— Start Records for this exercise —

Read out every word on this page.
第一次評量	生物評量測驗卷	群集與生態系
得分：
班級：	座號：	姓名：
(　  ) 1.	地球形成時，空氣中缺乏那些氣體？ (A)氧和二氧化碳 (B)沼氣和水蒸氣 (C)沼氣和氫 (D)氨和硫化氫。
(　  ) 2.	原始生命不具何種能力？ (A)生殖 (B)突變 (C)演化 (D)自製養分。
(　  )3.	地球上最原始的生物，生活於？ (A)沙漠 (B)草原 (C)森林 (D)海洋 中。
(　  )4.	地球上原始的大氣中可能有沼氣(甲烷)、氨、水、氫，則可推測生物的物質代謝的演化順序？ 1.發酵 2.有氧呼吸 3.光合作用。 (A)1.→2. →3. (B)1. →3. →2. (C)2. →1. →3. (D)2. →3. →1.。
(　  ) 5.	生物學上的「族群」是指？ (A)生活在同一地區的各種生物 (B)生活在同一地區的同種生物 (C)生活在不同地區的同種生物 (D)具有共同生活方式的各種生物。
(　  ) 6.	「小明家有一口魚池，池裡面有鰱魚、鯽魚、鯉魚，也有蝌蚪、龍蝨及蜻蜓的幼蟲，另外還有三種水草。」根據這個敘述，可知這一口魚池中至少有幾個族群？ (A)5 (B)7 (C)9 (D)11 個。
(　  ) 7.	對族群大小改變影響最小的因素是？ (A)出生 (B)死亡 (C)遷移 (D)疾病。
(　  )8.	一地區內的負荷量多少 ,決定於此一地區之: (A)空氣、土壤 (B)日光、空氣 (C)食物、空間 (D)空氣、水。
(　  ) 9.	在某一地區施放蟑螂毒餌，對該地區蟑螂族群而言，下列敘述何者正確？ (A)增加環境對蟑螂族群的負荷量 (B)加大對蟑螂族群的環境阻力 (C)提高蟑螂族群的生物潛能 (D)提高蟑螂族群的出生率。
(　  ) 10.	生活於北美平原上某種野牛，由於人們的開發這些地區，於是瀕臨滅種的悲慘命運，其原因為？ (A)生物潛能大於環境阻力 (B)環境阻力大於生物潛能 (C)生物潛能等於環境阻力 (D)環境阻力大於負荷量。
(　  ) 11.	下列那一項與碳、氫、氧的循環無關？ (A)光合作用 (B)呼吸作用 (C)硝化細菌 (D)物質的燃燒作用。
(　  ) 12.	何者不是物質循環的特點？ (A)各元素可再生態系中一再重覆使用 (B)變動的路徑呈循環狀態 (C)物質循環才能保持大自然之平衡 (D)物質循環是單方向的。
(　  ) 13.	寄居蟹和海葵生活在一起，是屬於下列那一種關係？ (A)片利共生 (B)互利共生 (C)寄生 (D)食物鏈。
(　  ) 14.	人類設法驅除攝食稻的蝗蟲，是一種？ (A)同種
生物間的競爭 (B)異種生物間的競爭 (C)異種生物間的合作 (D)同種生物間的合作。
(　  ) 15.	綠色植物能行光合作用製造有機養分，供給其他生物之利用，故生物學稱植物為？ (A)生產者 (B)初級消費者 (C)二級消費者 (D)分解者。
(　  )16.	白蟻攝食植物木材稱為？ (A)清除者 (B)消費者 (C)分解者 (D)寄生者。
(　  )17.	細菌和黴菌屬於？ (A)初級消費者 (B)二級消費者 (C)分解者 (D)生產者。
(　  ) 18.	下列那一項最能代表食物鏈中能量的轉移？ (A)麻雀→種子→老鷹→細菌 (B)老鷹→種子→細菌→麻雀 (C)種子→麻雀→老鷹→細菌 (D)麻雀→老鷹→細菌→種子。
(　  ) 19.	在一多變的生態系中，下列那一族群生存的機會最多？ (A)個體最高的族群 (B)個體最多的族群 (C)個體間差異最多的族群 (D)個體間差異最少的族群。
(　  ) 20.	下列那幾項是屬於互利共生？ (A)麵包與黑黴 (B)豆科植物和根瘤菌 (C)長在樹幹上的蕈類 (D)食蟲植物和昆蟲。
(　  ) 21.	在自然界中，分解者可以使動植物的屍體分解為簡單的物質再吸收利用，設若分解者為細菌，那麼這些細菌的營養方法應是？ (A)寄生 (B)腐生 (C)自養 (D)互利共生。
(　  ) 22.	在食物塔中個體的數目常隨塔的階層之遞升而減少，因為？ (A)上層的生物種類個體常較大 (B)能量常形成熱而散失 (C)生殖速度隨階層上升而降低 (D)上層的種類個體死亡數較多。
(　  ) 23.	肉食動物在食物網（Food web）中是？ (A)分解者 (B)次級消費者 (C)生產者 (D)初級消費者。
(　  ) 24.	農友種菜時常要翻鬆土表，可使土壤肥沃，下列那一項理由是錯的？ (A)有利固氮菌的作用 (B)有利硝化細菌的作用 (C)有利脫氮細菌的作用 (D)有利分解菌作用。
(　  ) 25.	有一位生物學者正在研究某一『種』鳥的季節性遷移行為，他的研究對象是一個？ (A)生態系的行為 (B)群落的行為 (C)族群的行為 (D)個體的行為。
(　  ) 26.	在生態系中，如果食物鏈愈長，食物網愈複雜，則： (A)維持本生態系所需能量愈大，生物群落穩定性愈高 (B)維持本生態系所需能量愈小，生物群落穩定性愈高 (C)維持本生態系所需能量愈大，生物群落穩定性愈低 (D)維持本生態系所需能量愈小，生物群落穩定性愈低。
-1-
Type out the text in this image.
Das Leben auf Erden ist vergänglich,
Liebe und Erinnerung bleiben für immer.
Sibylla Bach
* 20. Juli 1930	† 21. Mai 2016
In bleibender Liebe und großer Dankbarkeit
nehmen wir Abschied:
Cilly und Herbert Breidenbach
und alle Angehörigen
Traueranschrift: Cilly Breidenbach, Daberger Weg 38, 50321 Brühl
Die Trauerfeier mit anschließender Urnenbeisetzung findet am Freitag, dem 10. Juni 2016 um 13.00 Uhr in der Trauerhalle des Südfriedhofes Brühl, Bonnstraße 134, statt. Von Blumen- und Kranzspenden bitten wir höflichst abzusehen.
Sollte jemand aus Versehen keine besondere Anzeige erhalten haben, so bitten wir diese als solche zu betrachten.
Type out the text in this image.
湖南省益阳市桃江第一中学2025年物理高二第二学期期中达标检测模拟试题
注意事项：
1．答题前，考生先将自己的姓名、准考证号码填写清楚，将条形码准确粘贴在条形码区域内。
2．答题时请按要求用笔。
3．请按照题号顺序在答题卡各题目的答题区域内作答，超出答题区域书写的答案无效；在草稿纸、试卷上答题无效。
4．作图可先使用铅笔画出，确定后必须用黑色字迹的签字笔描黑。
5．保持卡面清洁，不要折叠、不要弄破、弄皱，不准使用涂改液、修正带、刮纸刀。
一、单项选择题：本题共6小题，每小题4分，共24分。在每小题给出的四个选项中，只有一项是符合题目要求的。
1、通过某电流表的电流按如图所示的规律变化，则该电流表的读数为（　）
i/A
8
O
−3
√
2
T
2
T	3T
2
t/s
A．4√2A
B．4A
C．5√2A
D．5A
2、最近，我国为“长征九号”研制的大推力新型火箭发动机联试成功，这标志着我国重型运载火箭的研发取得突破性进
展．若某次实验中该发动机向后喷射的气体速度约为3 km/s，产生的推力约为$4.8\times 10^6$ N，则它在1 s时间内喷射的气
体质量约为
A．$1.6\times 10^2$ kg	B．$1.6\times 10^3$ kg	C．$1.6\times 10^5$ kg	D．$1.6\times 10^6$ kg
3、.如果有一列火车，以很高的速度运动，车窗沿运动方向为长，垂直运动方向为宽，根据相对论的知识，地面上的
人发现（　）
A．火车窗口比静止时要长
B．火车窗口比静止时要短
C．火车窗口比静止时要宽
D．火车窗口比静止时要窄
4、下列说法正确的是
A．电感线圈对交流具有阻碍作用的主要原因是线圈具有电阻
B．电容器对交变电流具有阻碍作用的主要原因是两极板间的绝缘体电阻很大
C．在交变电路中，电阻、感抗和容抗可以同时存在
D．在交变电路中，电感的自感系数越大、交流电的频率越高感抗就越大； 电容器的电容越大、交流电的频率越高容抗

— End Records for this exercise —

# [What you have to do]
Which lines contain the word "Cilly"? Return each of them.

# [Result for this exercise]
Cilly und Herbert Breidenbach
Traueranschrift: Cilly Breidenbach, Daberger Weg 38, 50321 Brühl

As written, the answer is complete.